# Set exercise:
All entries below need to be written out exactly, but without their pictures.

** BEGIN **

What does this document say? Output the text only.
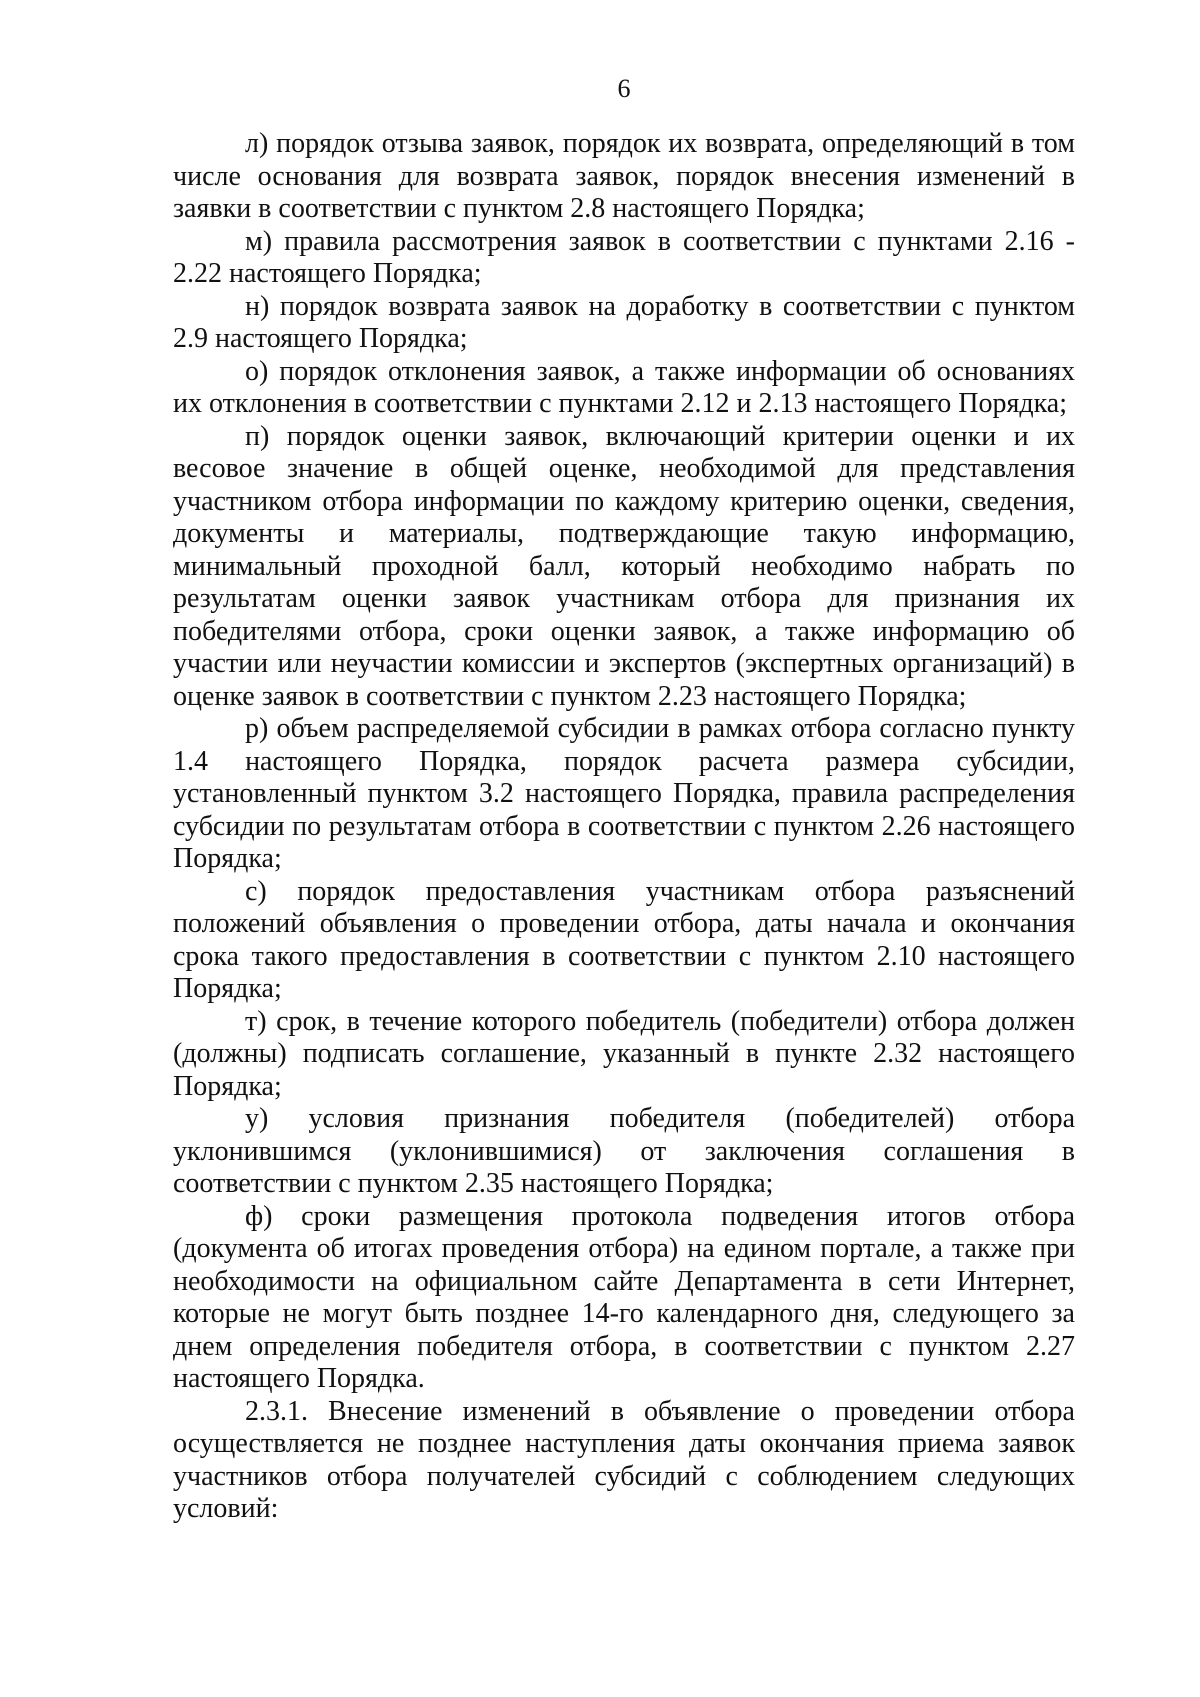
6

л) порядок отзыва заявок, порядок их возврата, определяющий в том числе основания для возврата заявок, порядок внесения изменений в заявки в соответствии с пунктом 2.8 настоящего Порядка;

м) правила рассмотрения заявок в соответствии с пунктами 2.16 - 2.22 настоящего Порядка;

н) порядок возврата заявок на доработку в соответствии с пунктом 2.9 настоящего Порядка;

о) порядок отклонения заявок, а также информации об основаниях их отклонения в соответствии с пунктами 2.12 и 2.13 настоящего Порядка;

п) порядок оценки заявок, включающий критерии оценки и их весовое значение в общей оценке, необходимой для представления участником отбора информации по каждому критерию оценки, сведения, документы и материалы, подтверждающие такую информацию, минимальный проходной балл, который необходимо набрать по результатам оценки заявок участникам отбора для признания их победителями отбора, сроки оценки заявок, а также информацию об участии или неучастии комиссии и экспертов (экспертных организаций) в оценке заявок в соответствии с пунктом 2.23 настоящего Порядка;

р) объем распределяемой субсидии в рамках отбора согласно пункту 1.4 настоящего Порядка, порядок расчета размера субсидии, установленный пунктом 3.2 настоящего Порядка, правила распределения субсидии по результатам отбора в соответствии с пунктом 2.26 настоящего Порядка;

с) порядок предоставления участникам отбора разъяснений положений объявления о проведении отбора, даты начала и окончания срока такого предоставления в соответствии с пунктом 2.10 настоящего Порядка;

т) срок, в течение которого победитель (победители) отбора должен (должны) подписать соглашение, указанный в пункте 2.32 настоящего Порядка;

у) условия признания победителя (победителей) отбора уклонившимся (уклонившимися) от заключения соглашения в соответствии с пунктом 2.35 настоящего Порядка;

ф) сроки размещения протокола подведения итогов отбора (документа об итогах проведения отбора) на едином портале, а также при необходимости на официальном сайте Департамента в сети Интернет, которые не могут быть позднее 14-го календарного дня, следующего за днем определения победителя отбора, в соответствии с пунктом 2.27 настоящего Порядка.

2.3.1. Внесение изменений в объявление о проведении отбора осуществляется не позднее наступления даты окончания приема заявок участников отбора получателей субсидий с соблюдением следующих условий:
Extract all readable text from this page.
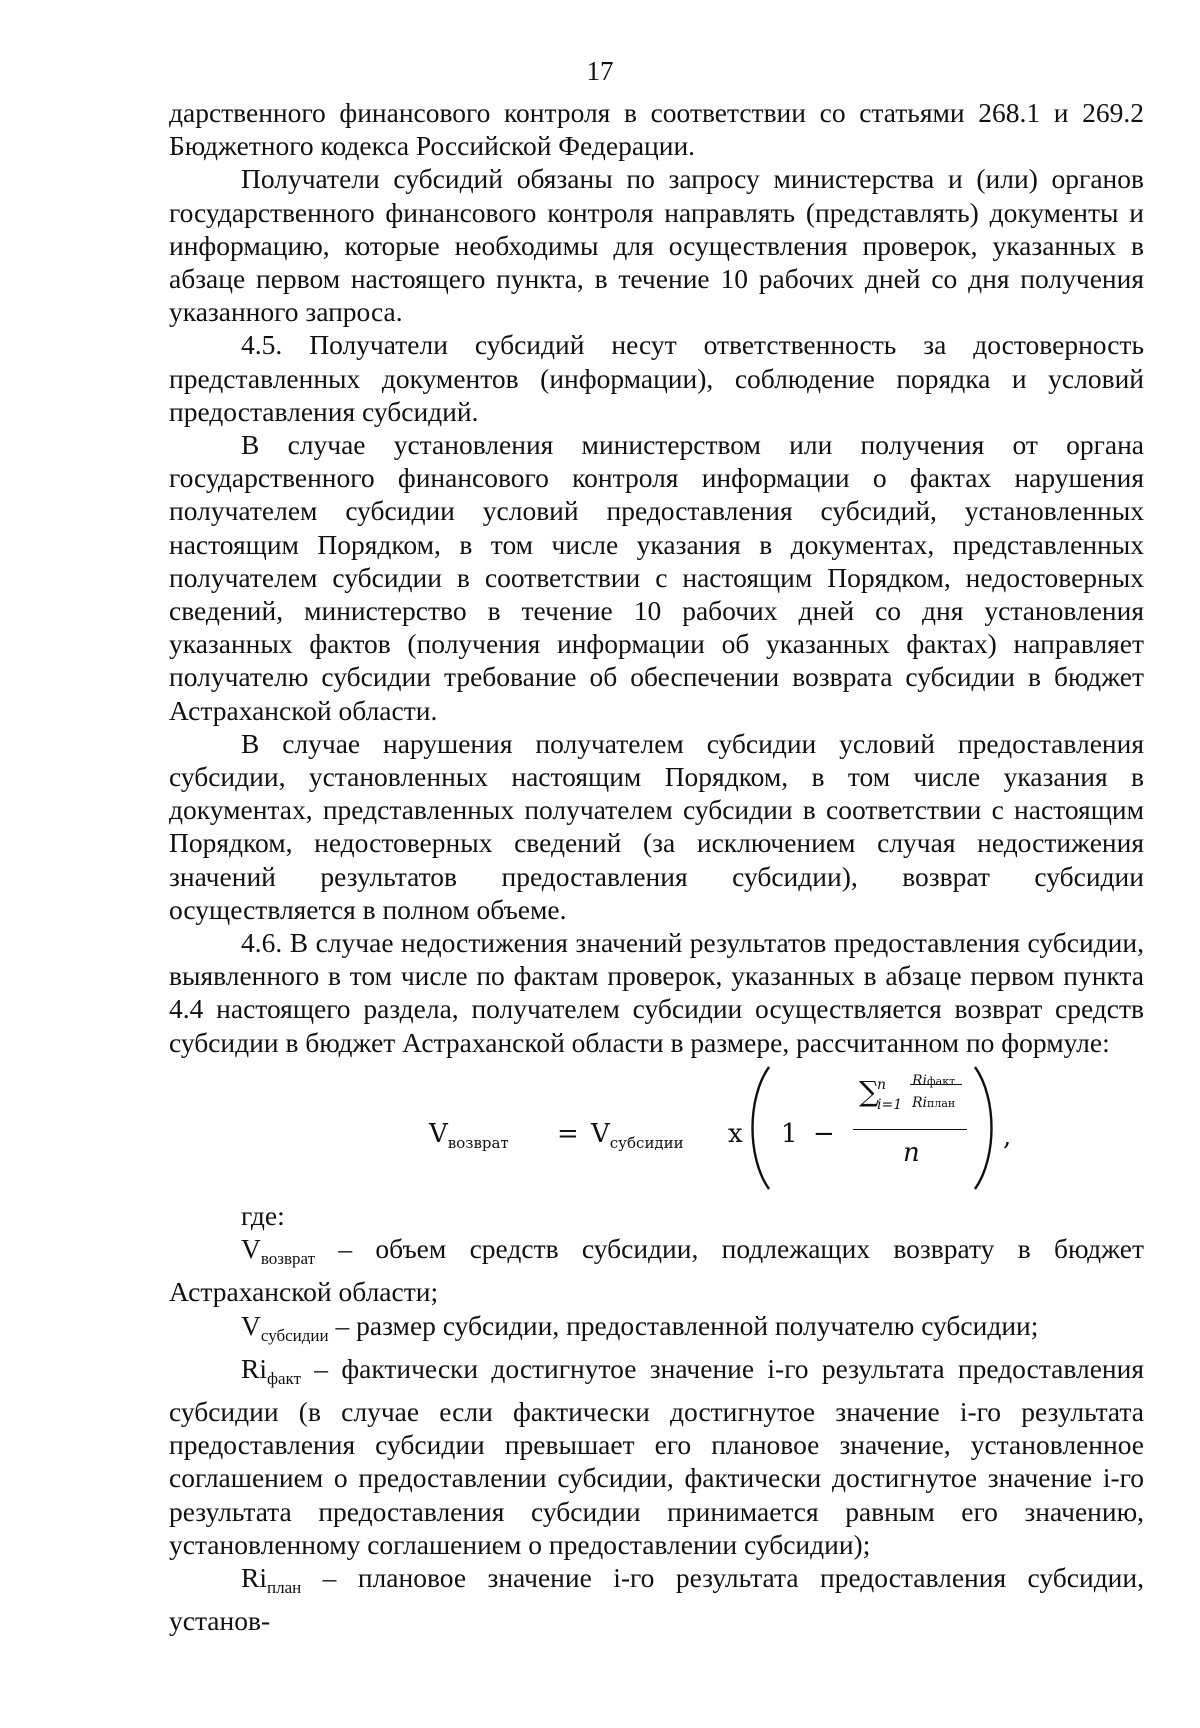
17

дарственного финансового контроля в соответствии со статьями 268.1 и 269.2 Бюджетного кодекса Российской Федерации.

Получатели субсидий обязаны по запросу министерства и (или) органов государственного финансового контроля направлять (представлять) документы и информацию, которые необходимы для осуществления проверок, указанных в абзаце первом настоящего пункта, в течение 10 рабочих дней со дня получения указанного запроса.

4.5. Получатели субсидий несут ответственность за достоверность представленных документов (информации), соблюдение порядка и условий предоставления субсидий.

В случае установления министерством или получения от органа государственного финансового контроля информации о фактах нарушения получателем субсидии условий предоставления субсидий, установленных настоящим Порядком, в том числе указания в документах, представленных получателем субсидии в соответствии с настоящим Порядком, недостоверных сведений, министерство в течение 10 рабочих дней со дня установления указанных фактов (получения информации об указанных фактах) направляет получателю субсидии требование об обеспечении возврата субсидии в бюджет Астраханской области.

В случае нарушения получателем субсидии условий предоставления субсидии, установленных настоящим Порядком, в том числе указания в документах, представленных получателем субсидии в соответствии с настоящим Порядком, недостоверных сведений (за исключением случая недостижения значений результатов предоставления субсидии), возврат субсидии осуществляется в полном объеме.

4.6. В случае недостижения значений результатов предоставления субсидии, выявленного в том числе по фактам проверок, указанных в абзаце первом пункта 4.4 настоящего раздела, получателем субсидии осуществляется возврат средств субсидии в бюджет Астраханской области в размере, рассчитанном по формуле:

$V_{возврат} = V_{субсидии}$ x 1 −
∑
n
i=1
Riфакт
Riплан
n
,

где:

$V_{возврат}$ – объем средств субсидии, подлежащих возврату в бюджет Астраханской области;

$V_{субсидии}$ – размер субсидии, предоставленной получателю субсидии;

$Ri_{факт}$ – фактически достигнутое значение i-го результата предоставления субсидии (в случае если фактически достигнутое значение i-го результата предоставления субсидии превышает его плановое значение, установленное соглашением о предоставлении субсидии, фактически достигнутое значение i-го результата предоставления субсидии принимается равным его значению, установленному соглашением о предоставлении субсидии);

$Ri_{план}$ – плановое значение i-го результата предоставления субсидии, установ-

** END **

# Written solution:
What does this document say? Output the text only.
6

л) порядок отзыва заявок, порядок их возврата, определяющий в том числе основания для возврата заявок, порядок внесения изменений в заявки в соответствии с пунктом 2.8 настоящего Порядка;

м) правила рассмотрения заявок в соответствии с пунктами 2.16 - 2.22 настоящего Порядка;

н) порядок возврата заявок на доработку в соответствии с пунктом 2.9 настоящего Порядка;

о) порядок отклонения заявок, а также информации об основаниях их отклонения в соответствии с пунктами 2.12 и 2.13 настоящего Порядка;

п) порядок оценки заявок, включающий критерии оценки и их весовое значение в общей оценке, необходимой для представления участником отбора информации по каждому критерию оценки, сведения, документы и материалы, подтверждающие такую информацию, минимальный проходной балл, который необходимо набрать по результатам оценки заявок участникам отбора для признания их победителями отбора, сроки оценки заявок, а также информацию об участии или неучастии комиссии и экспертов (экспертных организаций) в оценке заявок в соответствии с пунктом 2.23 настоящего Порядка;

р) объем распределяемой субсидии в рамках отбора согласно пункту 1.4 настоящего Порядка, порядок расчета размера субсидии, установленный пунктом 3.2 настоящего Порядка, правила распределения субсидии по результатам отбора в соответствии с пунктом 2.26 настоящего Порядка;

с) порядок предоставления участникам отбора разъяснений положений объявления о проведении отбора, даты начала и окончания срока такого предоставления в соответствии с пунктом 2.10 настоящего Порядка;

т) срок, в течение которого победитель (победители) отбора должен (должны) подписать соглашение, указанный в пункте 2.32 настоящего Порядка;

у) условия признания победителя (победителей) отбора уклонившимся (уклонившимися) от заключения соглашения в соответствии с пунктом 2.35 настоящего Порядка;

ф) сроки размещения протокола подведения итогов отбора (документа об итогах проведения отбора) на едином портале, а также при необходимости на официальном сайте Департамента в сети Интернет, которые не могут быть позднее 14-го календарного дня, следующего за днем определения победителя отбора, в соответствии с пунктом 2.27 настоящего Порядка.

2.3.1. Внесение изменений в объявление о проведении отбора осуществляется не позднее наступления даты окончания приема заявок участников отбора получателей субсидий с соблюдением следующих условий:
Extract all readable text from this page.
17

дарственного финансового контроля в соответствии со статьями 268.1 и 269.2 Бюджетного кодекса Российской Федерации.

Получатели субсидий обязаны по запросу министерства и (или) органов государственного финансового контроля направлять (представлять) документы и информацию, которые необходимы для осуществления проверок, указанных в абзаце первом настоящего пункта, в течение 10 рабочих дней со дня получения указанного запроса.

4.5. Получатели субсидий несут ответственность за достоверность представленных документов (информации), соблюдение порядка и условий предоставления субсидий.

В случае установления министерством или получения от органа государственного финансового контроля информации о фактах нарушения получателем субсидии условий предоставления субсидий, установленных настоящим Порядком, в том числе указания в документах, представленных получателем субсидии в соответствии с настоящим Порядком, недостоверных сведений, министерство в течение 10 рабочих дней со дня установления указанных фактов (получения информации об указанных фактах) направляет получателю субсидии требование об обеспечении возврата субсидии в бюджет Астраханской области.

В случае нарушения получателем субсидии условий предоставления субсидии, установленных настоящим Порядком, в том числе указания в документах, представленных получателем субсидии в соответствии с настоящим Порядком, недостоверных сведений (за исключением случая недостижения значений результатов предоставления субсидии), возврат субсидии осуществляется в полном объеме.

4.6. В случае недостижения значений результатов предоставления субсидии, выявленного в том числе по фактам проверок, указанных в абзаце первом пункта 4.4 настоящего раздела, получателем субсидии осуществляется возврат средств субсидии в бюджет Астраханской области в размере, рассчитанном по формуле:

$V_{возврат} = V_{субсидии}$ x 1 −
∑
n
i=1
Riфакт
Riплан
n
,

где:

$V_{возврат}$ – объем средств субсидии, подлежащих возврату в бюджет Астраханской области;

$V_{субсидии}$ – размер субсидии, предоставленной получателю субсидии;

$Ri_{факт}$ – фактически достигнутое значение i-го результата предоставления субсидии (в случае если фактически достигнутое значение i-го результата предоставления субсидии превышает его плановое значение, установленное соглашением о предоставлении субсидии, фактически достигнутое значение i-го результата предоставления субсидии принимается равным его значению, установленному соглашением о предоставлении субсидии);

$Ri_{план}$ – плановое значение i-го результата предоставления субсидии, установ-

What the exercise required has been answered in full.